Copy each line containing the word "Metropolitains" from the records that follow, please.
── Records supplied
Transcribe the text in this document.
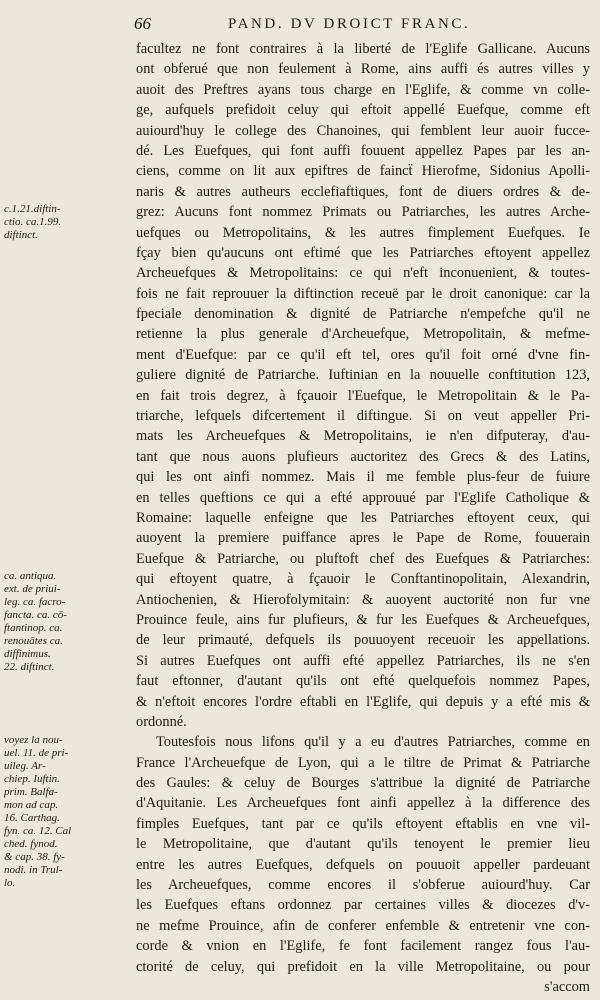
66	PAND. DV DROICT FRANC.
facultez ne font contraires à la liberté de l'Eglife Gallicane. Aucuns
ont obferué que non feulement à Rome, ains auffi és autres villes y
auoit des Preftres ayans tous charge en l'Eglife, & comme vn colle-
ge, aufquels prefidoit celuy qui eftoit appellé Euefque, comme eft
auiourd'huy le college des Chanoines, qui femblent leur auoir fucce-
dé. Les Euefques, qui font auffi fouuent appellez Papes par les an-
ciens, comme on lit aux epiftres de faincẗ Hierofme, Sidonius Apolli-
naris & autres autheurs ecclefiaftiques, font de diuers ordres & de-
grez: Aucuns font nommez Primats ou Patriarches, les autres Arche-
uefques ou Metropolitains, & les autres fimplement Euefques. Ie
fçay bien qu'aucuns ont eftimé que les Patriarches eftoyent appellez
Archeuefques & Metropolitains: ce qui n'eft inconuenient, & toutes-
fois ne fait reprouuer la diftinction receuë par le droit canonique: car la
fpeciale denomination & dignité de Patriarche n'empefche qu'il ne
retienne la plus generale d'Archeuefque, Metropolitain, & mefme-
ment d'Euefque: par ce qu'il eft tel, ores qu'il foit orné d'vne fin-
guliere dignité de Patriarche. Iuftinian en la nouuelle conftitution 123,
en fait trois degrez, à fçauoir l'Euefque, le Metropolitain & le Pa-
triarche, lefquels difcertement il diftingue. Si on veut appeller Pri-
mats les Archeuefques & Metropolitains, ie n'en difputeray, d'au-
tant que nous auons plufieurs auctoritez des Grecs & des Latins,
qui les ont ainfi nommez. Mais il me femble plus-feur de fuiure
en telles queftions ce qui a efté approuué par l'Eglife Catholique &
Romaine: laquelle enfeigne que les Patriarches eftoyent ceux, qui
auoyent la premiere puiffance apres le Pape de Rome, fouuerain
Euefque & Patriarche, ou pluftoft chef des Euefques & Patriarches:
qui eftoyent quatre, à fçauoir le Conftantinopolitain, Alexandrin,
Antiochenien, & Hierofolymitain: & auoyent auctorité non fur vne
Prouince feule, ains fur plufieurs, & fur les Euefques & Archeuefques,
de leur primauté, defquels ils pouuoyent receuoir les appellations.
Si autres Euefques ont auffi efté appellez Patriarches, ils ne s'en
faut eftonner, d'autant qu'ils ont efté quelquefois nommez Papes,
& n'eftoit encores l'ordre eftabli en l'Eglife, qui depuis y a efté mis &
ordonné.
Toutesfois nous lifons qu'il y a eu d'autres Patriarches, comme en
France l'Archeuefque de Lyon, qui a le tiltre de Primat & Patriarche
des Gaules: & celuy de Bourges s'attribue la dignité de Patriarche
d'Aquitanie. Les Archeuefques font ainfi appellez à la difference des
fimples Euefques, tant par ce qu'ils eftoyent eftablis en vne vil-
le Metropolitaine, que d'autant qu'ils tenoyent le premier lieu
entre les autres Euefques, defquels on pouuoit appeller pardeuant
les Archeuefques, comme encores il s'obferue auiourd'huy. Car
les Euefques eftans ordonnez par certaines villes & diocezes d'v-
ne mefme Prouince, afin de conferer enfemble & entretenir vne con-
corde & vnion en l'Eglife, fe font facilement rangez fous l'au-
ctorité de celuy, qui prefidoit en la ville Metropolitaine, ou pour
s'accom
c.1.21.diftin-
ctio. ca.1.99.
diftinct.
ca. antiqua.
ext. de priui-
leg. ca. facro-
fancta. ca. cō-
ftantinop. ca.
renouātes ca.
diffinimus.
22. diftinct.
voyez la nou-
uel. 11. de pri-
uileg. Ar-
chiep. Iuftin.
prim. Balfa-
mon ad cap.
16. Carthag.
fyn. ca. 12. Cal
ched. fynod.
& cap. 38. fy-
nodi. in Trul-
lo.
────
── Records supplied
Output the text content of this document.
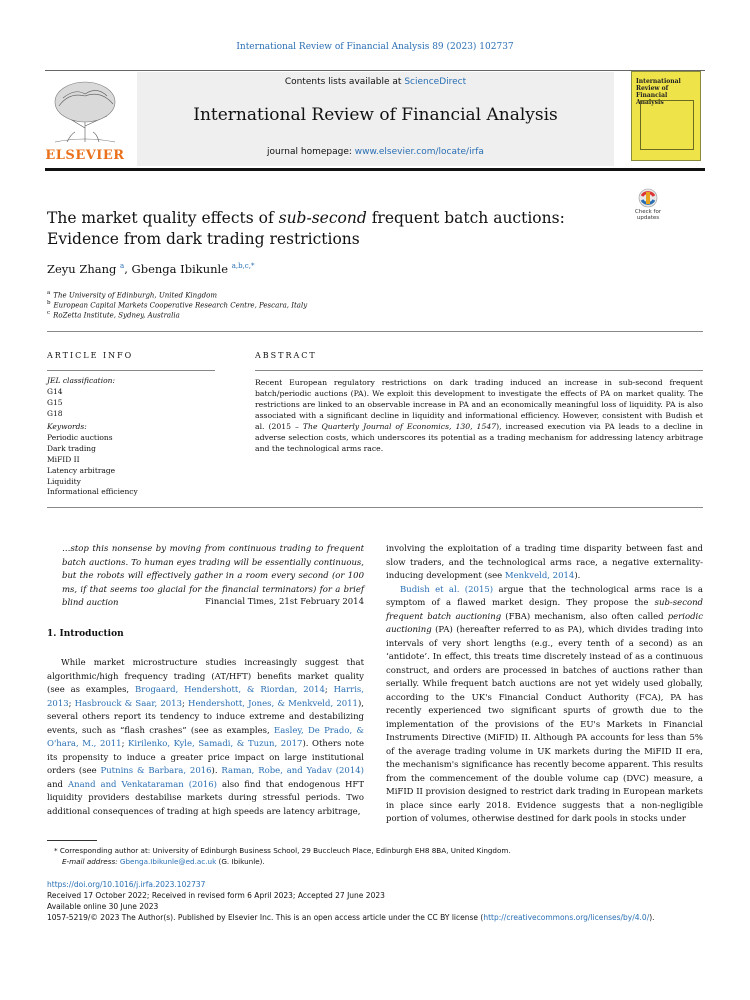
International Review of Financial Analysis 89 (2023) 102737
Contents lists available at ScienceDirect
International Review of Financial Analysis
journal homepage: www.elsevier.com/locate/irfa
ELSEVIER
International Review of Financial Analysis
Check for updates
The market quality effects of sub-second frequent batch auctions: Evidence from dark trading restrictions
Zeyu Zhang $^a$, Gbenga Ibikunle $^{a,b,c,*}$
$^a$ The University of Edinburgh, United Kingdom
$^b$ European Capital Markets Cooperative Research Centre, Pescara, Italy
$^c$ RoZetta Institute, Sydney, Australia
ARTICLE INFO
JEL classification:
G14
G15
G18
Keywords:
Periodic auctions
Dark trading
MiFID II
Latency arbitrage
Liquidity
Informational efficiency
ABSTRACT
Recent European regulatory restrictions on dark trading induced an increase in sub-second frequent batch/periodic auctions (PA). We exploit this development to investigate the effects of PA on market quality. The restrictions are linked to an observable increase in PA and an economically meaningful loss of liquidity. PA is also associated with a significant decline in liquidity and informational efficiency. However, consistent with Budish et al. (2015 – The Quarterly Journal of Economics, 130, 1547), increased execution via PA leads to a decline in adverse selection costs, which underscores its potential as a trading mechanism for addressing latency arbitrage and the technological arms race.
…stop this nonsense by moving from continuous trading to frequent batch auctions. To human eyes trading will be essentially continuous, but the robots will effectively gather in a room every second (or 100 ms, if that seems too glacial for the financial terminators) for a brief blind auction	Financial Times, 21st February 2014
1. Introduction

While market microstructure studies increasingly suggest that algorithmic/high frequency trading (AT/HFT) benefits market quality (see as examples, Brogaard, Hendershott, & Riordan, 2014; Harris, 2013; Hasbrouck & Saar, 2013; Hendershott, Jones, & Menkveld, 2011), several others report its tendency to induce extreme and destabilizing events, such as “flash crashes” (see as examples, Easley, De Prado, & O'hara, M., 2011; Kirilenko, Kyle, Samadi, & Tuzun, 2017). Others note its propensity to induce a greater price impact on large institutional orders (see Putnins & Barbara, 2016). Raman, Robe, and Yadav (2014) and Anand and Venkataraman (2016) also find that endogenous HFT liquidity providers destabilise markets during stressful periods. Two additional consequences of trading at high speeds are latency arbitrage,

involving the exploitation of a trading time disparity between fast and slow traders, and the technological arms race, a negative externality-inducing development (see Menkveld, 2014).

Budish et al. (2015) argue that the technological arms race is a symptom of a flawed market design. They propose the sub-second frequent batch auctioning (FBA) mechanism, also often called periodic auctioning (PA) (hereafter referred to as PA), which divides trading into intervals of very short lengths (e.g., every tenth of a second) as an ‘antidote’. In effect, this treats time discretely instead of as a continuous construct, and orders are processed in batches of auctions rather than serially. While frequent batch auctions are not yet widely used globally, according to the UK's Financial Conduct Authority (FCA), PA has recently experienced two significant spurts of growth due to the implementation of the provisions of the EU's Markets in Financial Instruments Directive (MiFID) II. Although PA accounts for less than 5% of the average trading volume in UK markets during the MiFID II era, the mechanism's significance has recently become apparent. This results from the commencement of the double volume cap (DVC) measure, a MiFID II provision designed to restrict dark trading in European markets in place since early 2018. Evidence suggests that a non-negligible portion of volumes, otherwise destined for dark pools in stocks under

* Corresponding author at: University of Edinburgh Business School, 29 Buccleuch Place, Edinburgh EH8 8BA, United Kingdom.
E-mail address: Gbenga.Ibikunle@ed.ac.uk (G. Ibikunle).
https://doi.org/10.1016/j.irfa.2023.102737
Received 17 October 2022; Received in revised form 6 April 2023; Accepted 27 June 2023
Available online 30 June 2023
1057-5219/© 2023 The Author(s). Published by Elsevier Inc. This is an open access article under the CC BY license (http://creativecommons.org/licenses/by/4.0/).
────
Expected answer>
uefques ou Metropolitains, & les autres fimplement Euefques. Ie
Archeuefques & Metropolitains: ce qui n'eft inconuenient, & toutes-
mats les Archeuefques & Metropolitains, ie n'en difputeray, d'au-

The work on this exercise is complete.